Dataset excerpts:
(begin)

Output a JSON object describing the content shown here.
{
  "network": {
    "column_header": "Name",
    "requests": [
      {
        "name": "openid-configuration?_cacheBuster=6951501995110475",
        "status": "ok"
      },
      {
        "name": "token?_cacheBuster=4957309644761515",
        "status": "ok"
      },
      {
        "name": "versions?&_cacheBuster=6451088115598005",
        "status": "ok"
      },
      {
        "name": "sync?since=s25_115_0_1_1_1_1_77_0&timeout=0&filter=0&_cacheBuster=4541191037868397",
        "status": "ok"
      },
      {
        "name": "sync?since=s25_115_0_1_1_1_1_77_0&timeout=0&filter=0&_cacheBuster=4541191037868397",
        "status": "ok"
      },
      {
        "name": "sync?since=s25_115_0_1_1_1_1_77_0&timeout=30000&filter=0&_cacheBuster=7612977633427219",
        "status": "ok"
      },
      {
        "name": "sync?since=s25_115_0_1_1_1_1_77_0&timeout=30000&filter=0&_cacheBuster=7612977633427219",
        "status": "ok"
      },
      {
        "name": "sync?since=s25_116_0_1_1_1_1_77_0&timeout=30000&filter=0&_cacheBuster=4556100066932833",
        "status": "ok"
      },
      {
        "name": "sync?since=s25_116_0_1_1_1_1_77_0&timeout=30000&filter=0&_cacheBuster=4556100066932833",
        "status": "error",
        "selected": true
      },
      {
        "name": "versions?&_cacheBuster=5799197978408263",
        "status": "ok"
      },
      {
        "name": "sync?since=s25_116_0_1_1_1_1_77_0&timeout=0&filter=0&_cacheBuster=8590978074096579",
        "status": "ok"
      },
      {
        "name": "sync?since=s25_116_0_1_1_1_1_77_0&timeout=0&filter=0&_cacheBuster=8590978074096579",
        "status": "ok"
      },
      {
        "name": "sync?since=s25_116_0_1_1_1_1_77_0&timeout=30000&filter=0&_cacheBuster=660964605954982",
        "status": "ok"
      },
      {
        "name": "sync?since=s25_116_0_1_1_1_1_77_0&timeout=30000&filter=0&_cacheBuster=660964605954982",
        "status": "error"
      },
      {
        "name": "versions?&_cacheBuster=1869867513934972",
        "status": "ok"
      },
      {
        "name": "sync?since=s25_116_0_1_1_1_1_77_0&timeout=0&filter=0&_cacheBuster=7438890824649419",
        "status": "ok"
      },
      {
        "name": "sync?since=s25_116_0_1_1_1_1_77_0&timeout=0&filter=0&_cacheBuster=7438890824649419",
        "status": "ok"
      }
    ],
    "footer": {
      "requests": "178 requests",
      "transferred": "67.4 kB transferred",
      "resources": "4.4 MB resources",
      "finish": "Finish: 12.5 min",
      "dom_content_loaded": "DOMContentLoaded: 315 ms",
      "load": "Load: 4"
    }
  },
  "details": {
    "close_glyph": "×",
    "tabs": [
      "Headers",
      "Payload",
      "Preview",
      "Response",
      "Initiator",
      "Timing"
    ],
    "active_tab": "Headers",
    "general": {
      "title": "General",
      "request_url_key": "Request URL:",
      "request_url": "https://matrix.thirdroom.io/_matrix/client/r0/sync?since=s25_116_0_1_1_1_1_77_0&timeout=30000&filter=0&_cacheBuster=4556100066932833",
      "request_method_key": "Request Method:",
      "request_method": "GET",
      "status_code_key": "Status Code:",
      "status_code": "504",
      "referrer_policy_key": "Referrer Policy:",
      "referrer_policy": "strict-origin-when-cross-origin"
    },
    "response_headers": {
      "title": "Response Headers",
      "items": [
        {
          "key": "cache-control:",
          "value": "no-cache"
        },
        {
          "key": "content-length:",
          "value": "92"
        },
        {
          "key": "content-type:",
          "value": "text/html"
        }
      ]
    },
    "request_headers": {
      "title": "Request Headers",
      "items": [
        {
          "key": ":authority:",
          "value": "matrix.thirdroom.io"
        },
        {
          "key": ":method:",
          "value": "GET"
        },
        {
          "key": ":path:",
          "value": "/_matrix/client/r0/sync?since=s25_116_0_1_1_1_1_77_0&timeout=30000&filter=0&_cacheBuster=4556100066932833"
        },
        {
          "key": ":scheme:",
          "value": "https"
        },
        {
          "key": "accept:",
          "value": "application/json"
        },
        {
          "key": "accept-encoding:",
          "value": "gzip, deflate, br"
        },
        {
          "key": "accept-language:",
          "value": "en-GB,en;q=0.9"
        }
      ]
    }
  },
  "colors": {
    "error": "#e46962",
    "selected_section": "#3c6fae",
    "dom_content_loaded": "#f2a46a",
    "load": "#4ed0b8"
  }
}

(end)

What you should do:
Restate every entry word for word.

Answer in full:
Output a JSON object describing the content shown here.
{
  "network": {
    "column_header": "Name",
    "requests": [
      {
        "name": "openid-configuration?_cacheBuster=6951501995110475",
        "status": "ok"
      },
      {
        "name": "token?_cacheBuster=4957309644761515",
        "status": "ok"
      },
      {
        "name": "versions?&_cacheBuster=6451088115598005",
        "status": "ok"
      },
      {
        "name": "sync?since=s25_115_0_1_1_1_1_77_0&timeout=0&filter=0&_cacheBuster=4541191037868397",
        "status": "ok"
      },
      {
        "name": "sync?since=s25_115_0_1_1_1_1_77_0&timeout=0&filter=0&_cacheBuster=4541191037868397",
        "status": "ok"
      },
      {
        "name": "sync?since=s25_115_0_1_1_1_1_77_0&timeout=30000&filter=0&_cacheBuster=7612977633427219",
        "status": "ok"
      },
      {
        "name": "sync?since=s25_115_0_1_1_1_1_77_0&timeout=30000&filter=0&_cacheBuster=7612977633427219",
        "status": "ok"
      },
      {
        "name": "sync?since=s25_116_0_1_1_1_1_77_0&timeout=30000&filter=0&_cacheBuster=4556100066932833",
        "status": "ok"
      },
      {
        "name": "sync?since=s25_116_0_1_1_1_1_77_0&timeout=30000&filter=0&_cacheBuster=4556100066932833",
        "status": "error",
        "selected": true
      },
      {
        "name": "versions?&_cacheBuster=5799197978408263",
        "status": "ok"
      },
      {
        "name": "sync?since=s25_116_0_1_1_1_1_77_0&timeout=0&filter=0&_cacheBuster=8590978074096579",
        "status": "ok"
      },
      {
        "name": "sync?since=s25_116_0_1_1_1_1_77_0&timeout=0&filter=0&_cacheBuster=8590978074096579",
        "status": "ok"
      },
      {
        "name": "sync?since=s25_116_0_1_1_1_1_77_0&timeout=30000&filter=0&_cacheBuster=660964605954982",
        "status": "ok"
      },
      {
        "name": "sync?since=s25_116_0_1_1_1_1_77_0&timeout=30000&filter=0&_cacheBuster=660964605954982",
        "status": "error"
      },
      {
        "name": "versions?&_cacheBuster=1869867513934972",
        "status": "ok"
      },
      {
        "name": "sync?since=s25_116_0_1_1_1_1_77_0&timeout=0&filter=0&_cacheBuster=7438890824649419",
        "status": "ok"
      },
      {
        "name": "sync?since=s25_116_0_1_1_1_1_77_0&timeout=0&filter=0&_cacheBuster=7438890824649419",
        "status": "ok"
      }
    ],
    "footer": {
      "requests": "178 requests",
      "transferred": "67.4 kB transferred",
      "resources": "4.4 MB resources",
      "finish": "Finish: 12.5 min",
      "dom_content_loaded": "DOMContentLoaded: 315 ms",
      "load": "Load: 4"
    }
  },
  "details": {
    "close_glyph": "×",
    "tabs": [
      "Headers",
      "Payload",
      "Preview",
      "Response",
      "Initiator",
      "Timing"
    ],
    "active_tab": "Headers",
    "general": {
      "title": "General",
      "request_url_key": "Request URL:",
      "request_url": "https://matrix.thirdroom.io/_matrix/client/r0/sync?since=s25_116_0_1_1_1_1_77_0&timeout=30000&filter=0&_cacheBuster=4556100066932833",
      "request_method_key": "Request Method:",
      "request_method": "GET",
      "status_code_key": "Status Code:",
      "status_code": "504",
      "referrer_policy_key": "Referrer Policy:",
      "referrer_policy": "strict-origin-when-cross-origin"
    },
    "response_headers": {
      "title": "Response Headers",
      "items": [
        {
          "key": "cache-control:",
          "value": "no-cache"
        },
        {
          "key": "content-length:",
          "value": "92"
        },
        {
          "key": "content-type:",
          "value": "text/html"
        }
      ]
    },
    "request_headers": {
      "title": "Request Headers",
      "items": [
        {
          "key": ":authority:",
          "value": "matrix.thirdroom.io"
        },
        {
          "key": ":method:",
          "value": "GET"
        },
        {
          "key": ":path:",
          "value": "/_matrix/client/r0/sync?since=s25_116_0_1_1_1_1_77_0&timeout=30000&filter=0&_cacheBuster=4556100066932833"
        },
        {
          "key": ":scheme:",
          "value": "https"
        },
        {
          "key": "accept:",
          "value": "application/json"
        },
        {
          "key": "accept-encoding:",
          "value": "gzip, deflate, br"
        },
        {
          "key": "accept-language:",
          "value": "en-GB,en;q=0.9"
        }
      ]
    }
  },
  "colors": {
    "error": "#e46962",
    "selected_section": "#3c6fae",
    "dom_content_loaded": "#f2a46a",
    "load": "#4ed0b8"
  }
}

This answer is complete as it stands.